Instructions for the task:
Identify, in the records below, every line where the string "always" appears, and copy each such line.

[Lines of data]
::::::

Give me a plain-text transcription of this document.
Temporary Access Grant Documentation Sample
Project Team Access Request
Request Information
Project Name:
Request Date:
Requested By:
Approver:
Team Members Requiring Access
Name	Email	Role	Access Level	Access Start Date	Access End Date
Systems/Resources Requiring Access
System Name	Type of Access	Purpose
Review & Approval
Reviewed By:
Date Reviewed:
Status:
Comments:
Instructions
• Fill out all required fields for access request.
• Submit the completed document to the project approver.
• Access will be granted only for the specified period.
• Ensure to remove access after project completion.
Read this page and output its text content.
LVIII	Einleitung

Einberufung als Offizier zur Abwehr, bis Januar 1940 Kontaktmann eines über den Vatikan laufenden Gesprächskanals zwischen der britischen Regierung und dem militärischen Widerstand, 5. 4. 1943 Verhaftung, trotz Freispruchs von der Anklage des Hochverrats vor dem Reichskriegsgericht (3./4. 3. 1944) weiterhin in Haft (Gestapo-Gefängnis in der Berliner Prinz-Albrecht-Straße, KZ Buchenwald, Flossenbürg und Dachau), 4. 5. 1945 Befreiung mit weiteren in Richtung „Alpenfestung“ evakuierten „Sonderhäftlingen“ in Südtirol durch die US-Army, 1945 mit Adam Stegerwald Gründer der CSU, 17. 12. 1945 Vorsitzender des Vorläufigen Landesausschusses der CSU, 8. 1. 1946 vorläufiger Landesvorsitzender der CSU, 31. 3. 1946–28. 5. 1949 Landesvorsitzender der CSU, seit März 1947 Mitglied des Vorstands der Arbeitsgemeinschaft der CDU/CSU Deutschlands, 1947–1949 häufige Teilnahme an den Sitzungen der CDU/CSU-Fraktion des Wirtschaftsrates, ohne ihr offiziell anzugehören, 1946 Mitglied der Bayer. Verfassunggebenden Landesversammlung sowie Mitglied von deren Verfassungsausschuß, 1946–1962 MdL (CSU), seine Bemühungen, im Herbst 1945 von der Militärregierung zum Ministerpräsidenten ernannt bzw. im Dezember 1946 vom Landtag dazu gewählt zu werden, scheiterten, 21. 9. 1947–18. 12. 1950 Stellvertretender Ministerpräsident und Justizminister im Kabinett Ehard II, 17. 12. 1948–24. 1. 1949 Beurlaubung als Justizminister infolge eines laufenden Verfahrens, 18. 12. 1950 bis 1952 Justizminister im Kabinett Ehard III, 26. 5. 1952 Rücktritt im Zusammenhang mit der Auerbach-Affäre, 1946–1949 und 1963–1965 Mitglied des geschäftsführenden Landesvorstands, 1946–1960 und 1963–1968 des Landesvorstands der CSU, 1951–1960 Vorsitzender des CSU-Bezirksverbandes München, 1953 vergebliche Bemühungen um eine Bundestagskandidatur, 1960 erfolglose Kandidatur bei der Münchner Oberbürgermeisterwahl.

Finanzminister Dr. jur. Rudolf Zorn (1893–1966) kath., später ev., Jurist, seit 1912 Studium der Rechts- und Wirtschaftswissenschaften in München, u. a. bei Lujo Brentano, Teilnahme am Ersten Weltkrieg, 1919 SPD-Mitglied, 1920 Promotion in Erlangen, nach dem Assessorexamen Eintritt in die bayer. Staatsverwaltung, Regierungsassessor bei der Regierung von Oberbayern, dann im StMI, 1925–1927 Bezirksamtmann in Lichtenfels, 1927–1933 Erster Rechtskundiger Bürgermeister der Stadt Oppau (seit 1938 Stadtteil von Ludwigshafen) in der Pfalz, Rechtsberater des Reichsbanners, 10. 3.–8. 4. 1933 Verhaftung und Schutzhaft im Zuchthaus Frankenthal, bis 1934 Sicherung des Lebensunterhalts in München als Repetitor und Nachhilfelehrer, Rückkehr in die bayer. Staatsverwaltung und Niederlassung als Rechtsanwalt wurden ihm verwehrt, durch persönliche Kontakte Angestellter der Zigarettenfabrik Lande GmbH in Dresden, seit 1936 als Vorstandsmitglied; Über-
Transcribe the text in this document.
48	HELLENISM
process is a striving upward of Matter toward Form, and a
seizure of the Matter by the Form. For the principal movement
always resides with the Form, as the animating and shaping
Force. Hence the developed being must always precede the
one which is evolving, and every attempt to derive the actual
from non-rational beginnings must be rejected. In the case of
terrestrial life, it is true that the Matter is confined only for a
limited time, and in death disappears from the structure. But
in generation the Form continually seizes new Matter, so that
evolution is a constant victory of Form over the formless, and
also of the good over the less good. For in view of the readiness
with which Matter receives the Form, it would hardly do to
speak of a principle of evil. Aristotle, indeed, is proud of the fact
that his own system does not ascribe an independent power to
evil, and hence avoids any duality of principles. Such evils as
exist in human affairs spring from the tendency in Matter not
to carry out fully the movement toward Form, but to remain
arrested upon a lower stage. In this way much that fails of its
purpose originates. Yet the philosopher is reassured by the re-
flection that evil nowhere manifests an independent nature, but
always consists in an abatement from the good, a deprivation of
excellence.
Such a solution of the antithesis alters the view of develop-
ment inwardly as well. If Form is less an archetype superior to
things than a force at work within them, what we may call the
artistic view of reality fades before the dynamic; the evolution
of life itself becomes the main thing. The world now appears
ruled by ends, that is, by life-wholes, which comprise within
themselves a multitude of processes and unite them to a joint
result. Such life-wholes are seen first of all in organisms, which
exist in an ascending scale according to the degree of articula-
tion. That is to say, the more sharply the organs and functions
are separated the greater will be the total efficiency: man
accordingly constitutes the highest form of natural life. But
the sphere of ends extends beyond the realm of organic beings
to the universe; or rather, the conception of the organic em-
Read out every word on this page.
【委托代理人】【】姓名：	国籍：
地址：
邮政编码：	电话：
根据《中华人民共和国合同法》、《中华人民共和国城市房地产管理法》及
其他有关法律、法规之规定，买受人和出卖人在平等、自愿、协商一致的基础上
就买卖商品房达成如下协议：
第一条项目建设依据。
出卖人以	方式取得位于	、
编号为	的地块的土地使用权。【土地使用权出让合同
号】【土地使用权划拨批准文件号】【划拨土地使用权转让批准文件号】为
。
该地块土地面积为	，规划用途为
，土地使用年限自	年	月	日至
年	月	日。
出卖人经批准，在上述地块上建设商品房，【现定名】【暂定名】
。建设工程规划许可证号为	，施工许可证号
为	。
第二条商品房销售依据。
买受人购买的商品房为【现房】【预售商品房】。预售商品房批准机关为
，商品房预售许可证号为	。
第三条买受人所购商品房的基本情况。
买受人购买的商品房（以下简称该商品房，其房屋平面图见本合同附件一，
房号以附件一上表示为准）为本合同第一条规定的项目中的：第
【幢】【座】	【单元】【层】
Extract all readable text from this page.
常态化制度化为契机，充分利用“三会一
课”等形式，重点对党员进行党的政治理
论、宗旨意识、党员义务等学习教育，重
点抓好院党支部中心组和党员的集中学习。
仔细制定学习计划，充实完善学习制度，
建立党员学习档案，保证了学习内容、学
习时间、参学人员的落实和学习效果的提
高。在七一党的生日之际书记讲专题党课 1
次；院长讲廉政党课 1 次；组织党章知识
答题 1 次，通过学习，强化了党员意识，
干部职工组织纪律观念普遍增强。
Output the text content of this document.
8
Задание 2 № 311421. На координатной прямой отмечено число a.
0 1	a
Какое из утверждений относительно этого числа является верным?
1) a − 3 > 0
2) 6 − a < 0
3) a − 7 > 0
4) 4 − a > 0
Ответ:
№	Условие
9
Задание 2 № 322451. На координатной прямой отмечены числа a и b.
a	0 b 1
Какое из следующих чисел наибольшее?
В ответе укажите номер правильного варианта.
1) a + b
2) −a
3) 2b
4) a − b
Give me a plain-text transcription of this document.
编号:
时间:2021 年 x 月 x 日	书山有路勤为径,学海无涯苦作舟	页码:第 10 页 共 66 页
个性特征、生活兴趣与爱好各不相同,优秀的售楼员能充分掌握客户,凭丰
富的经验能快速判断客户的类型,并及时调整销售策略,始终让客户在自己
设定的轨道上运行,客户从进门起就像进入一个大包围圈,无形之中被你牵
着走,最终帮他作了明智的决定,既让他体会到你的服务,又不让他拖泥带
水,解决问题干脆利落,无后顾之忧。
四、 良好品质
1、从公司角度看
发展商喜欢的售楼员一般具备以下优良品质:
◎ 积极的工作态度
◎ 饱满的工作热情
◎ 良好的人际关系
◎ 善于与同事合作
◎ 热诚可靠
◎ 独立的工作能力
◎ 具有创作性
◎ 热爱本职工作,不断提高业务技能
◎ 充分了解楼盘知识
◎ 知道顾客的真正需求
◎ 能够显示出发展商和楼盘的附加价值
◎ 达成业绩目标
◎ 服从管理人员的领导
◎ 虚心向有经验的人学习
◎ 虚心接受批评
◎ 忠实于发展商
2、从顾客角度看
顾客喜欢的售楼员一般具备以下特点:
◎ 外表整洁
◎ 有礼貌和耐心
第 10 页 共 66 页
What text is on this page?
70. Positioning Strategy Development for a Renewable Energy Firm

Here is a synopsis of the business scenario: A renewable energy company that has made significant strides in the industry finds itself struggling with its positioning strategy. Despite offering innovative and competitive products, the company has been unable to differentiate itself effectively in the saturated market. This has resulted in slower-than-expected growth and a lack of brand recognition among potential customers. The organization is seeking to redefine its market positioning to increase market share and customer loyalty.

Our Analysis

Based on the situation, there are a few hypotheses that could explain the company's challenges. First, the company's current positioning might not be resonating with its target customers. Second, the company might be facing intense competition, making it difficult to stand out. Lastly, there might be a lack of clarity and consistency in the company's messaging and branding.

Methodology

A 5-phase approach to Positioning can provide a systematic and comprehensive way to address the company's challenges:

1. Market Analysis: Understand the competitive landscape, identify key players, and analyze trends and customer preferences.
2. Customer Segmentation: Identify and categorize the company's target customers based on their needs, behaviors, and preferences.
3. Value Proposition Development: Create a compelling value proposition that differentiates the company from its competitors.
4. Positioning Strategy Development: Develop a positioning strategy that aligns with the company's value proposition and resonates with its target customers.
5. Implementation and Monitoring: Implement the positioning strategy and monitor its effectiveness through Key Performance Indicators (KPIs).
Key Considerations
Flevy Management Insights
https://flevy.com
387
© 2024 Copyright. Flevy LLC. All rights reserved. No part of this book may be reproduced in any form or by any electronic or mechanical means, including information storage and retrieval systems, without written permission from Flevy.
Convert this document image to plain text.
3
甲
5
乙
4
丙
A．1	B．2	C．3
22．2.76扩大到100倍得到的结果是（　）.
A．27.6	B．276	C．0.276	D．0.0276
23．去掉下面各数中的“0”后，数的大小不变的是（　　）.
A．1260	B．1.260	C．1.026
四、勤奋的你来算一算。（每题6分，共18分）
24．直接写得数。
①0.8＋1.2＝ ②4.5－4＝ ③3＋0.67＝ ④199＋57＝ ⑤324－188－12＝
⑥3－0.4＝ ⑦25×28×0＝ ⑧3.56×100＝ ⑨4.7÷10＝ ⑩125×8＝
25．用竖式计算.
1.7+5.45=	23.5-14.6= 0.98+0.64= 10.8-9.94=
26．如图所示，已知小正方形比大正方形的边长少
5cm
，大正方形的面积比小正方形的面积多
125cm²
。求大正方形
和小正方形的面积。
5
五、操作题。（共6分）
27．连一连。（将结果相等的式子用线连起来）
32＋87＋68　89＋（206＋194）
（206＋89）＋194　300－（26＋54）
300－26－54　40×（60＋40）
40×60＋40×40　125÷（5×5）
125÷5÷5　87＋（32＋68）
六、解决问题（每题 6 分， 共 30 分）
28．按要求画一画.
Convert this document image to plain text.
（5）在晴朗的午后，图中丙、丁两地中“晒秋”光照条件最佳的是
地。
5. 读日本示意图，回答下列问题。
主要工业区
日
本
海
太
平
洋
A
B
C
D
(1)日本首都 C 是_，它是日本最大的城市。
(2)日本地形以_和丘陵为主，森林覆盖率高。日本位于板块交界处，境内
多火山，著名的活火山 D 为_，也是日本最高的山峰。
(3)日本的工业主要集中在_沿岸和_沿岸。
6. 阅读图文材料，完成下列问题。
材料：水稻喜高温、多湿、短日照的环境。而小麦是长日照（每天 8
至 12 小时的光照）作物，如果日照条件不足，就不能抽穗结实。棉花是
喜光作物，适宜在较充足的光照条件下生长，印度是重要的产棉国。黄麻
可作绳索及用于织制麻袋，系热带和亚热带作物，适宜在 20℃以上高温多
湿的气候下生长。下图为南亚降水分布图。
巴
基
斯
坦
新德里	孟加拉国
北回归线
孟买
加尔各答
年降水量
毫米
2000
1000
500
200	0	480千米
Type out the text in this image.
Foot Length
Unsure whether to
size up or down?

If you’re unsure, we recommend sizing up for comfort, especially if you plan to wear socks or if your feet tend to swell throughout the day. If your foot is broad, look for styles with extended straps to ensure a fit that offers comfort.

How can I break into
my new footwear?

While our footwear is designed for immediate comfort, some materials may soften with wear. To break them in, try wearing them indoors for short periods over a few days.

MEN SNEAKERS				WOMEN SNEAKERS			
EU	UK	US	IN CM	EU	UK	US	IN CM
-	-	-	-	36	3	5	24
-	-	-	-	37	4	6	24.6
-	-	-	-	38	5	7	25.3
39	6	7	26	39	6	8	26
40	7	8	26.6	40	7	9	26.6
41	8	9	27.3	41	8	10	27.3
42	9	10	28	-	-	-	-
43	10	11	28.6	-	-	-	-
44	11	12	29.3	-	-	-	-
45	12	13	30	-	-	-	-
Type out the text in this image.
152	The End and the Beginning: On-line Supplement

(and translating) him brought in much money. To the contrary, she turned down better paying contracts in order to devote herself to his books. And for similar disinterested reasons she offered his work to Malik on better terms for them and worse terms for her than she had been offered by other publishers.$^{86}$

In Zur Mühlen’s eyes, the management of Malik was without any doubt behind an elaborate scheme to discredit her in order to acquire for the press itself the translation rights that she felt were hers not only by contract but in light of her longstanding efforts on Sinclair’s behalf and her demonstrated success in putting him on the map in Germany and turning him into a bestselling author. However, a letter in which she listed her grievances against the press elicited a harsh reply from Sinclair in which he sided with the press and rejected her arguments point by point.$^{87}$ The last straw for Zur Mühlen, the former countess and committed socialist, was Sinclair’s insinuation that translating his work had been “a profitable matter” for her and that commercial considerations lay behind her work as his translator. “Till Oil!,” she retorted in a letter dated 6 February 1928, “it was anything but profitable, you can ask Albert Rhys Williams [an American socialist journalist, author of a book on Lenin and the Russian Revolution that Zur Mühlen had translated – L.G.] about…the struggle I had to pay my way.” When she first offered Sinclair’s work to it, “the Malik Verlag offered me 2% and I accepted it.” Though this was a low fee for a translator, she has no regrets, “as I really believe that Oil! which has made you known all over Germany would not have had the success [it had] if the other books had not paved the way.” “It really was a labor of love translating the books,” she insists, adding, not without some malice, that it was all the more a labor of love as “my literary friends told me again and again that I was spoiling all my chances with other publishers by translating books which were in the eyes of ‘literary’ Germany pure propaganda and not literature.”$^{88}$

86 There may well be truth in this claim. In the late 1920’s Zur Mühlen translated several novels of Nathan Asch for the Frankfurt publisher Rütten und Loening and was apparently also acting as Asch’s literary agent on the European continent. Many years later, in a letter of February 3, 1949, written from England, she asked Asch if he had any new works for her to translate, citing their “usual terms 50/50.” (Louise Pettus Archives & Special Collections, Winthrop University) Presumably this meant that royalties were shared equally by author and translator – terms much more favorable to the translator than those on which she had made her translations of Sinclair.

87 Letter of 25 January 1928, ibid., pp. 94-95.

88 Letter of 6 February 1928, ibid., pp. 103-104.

::::::

Response to this exercise:
always resides with the Form, as the animating and shaping
Force. Hence the developed being must always precede the
always consists in an abatement from the good, a deprivation of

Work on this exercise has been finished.